• [Task to complete]: Rewrite the rows from the start of the records through the line containing "120, 289, 136]", replacing "item-numeral" with "list-numeral" and leaving everything else unchanged.

• [Given entries]:
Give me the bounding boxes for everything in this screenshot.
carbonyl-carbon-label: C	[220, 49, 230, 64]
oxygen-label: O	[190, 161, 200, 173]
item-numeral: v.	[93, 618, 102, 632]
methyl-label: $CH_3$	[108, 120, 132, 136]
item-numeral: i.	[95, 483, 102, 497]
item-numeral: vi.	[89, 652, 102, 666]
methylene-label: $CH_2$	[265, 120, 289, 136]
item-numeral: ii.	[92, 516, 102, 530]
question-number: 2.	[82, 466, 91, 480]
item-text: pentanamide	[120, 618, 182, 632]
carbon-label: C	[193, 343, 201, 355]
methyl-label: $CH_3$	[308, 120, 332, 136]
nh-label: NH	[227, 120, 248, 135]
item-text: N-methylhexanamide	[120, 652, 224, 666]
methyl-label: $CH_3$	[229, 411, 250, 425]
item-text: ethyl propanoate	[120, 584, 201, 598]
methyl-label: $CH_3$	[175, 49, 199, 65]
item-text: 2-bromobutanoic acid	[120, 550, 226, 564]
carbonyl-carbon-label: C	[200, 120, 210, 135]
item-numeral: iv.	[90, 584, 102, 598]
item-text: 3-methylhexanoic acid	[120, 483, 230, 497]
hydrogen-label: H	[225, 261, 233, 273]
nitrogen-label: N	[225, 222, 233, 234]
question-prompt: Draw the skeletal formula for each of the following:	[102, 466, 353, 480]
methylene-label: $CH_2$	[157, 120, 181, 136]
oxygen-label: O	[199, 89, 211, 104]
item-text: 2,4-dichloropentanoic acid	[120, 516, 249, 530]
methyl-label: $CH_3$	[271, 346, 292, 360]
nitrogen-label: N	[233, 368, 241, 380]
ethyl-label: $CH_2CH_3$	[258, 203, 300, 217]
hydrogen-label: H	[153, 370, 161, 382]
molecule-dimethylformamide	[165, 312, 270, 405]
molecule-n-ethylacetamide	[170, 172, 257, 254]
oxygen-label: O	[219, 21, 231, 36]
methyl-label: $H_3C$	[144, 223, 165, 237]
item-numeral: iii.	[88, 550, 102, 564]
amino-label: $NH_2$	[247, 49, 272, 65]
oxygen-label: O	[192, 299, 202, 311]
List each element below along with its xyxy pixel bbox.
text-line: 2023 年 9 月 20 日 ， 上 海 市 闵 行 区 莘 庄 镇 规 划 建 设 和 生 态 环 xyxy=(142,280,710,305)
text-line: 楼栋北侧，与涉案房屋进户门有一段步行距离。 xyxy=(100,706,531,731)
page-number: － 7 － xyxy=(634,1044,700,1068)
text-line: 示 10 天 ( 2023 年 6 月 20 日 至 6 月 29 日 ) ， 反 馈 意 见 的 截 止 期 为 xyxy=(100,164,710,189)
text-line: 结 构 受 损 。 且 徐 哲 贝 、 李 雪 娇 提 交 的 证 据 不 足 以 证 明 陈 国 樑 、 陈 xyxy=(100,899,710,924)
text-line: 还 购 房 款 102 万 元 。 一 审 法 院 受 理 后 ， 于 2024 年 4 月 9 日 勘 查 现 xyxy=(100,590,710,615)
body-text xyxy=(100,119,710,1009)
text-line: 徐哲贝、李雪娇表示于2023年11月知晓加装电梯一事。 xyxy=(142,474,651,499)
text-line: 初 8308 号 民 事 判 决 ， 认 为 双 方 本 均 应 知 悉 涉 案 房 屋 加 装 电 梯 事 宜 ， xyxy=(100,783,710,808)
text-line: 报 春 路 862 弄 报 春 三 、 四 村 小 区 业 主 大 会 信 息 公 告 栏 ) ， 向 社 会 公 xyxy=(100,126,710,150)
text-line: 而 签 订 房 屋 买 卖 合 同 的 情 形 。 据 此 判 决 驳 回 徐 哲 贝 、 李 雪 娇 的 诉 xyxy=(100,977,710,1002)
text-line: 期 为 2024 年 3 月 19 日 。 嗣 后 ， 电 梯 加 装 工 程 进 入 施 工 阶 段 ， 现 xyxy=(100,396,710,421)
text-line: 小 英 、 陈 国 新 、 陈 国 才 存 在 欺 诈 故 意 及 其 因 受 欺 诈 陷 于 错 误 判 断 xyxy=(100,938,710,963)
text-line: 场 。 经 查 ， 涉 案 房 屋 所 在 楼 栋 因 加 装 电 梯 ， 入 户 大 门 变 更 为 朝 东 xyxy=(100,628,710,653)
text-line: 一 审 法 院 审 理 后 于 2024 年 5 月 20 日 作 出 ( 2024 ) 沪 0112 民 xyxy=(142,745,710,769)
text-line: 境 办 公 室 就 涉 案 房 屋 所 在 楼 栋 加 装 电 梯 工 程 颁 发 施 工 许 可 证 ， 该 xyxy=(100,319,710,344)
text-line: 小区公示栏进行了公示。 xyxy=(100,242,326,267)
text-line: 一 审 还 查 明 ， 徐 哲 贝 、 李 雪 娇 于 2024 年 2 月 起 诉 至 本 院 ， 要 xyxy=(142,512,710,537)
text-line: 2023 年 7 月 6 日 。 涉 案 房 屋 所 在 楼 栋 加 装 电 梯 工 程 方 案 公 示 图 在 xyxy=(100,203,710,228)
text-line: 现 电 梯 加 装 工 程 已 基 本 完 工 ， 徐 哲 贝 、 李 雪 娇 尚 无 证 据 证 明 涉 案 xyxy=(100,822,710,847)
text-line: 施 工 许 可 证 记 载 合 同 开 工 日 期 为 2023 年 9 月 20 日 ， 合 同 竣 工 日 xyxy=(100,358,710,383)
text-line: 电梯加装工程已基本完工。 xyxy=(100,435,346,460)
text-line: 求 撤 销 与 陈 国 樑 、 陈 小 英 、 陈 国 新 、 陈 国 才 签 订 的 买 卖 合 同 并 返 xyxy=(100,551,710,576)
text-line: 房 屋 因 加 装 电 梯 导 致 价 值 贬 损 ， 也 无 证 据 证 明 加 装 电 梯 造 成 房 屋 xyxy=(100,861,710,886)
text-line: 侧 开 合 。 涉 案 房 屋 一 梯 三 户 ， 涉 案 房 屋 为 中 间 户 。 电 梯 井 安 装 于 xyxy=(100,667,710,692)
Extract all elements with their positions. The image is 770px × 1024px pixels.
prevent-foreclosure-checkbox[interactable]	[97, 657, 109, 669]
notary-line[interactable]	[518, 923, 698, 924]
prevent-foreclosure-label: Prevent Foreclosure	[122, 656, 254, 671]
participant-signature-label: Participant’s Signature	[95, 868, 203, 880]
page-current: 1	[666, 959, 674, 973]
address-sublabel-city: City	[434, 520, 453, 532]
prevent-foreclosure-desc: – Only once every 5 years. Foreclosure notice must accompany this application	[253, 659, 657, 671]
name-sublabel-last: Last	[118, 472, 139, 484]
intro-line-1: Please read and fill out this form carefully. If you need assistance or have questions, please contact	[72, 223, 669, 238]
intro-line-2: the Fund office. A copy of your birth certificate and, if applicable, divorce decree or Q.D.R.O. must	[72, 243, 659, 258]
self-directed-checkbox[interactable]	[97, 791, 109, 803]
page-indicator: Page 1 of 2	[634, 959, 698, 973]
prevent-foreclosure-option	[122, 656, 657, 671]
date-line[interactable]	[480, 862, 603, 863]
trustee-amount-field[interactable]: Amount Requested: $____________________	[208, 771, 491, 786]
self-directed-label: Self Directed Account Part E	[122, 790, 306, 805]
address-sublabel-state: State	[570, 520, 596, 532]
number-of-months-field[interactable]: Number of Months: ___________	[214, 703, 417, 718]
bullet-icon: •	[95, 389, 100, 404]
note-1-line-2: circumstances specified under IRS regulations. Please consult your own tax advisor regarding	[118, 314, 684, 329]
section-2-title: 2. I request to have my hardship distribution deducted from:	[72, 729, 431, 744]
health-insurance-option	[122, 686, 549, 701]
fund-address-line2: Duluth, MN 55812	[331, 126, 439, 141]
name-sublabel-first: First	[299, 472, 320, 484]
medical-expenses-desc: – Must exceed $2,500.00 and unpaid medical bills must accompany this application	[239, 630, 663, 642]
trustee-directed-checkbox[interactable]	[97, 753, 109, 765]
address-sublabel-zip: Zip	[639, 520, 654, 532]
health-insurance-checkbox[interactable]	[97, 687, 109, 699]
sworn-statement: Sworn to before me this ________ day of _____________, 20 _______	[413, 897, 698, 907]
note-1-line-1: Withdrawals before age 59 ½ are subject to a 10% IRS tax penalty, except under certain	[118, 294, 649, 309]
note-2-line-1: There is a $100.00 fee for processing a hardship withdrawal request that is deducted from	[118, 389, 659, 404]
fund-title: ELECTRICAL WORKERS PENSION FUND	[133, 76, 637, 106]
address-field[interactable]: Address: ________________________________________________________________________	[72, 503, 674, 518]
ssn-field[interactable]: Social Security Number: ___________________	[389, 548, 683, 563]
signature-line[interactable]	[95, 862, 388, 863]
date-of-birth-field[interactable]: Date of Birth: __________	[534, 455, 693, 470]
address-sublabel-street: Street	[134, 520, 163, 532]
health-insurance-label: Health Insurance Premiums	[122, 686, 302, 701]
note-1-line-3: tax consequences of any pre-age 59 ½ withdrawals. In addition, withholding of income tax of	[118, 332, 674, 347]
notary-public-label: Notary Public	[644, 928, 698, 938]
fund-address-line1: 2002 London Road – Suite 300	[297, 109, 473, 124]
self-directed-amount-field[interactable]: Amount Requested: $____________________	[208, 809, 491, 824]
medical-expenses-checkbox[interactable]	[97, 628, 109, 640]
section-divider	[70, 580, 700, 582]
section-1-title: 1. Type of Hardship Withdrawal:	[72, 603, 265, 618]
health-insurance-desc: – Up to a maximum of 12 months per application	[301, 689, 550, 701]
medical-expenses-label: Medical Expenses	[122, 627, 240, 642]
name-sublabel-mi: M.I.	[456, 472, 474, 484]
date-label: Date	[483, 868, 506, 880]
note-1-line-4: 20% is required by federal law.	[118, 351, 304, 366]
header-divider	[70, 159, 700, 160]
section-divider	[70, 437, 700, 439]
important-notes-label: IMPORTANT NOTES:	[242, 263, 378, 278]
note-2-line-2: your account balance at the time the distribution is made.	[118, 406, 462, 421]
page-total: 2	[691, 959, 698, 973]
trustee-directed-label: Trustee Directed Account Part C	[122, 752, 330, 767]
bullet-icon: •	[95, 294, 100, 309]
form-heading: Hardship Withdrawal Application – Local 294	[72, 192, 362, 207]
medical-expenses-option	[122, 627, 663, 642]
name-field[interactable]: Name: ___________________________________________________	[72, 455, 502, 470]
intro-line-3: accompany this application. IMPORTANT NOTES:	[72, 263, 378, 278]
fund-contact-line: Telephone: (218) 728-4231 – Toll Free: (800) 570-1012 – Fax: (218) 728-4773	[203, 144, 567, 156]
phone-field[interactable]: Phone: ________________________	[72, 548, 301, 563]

• [Task response]:
Give me the bounding boxes for everything in this screenshot.
carbonyl-carbon-label: C	[220, 49, 230, 64]
oxygen-label: O	[190, 161, 200, 173]
list-numeral: v.	[93, 618, 102, 632]
methyl-label: $CH_3$	[108, 120, 132, 136]
list-numeral: i.	[95, 483, 102, 497]
list-numeral: vi.	[89, 652, 102, 666]
methylene-label: $CH_2$	[265, 120, 289, 136]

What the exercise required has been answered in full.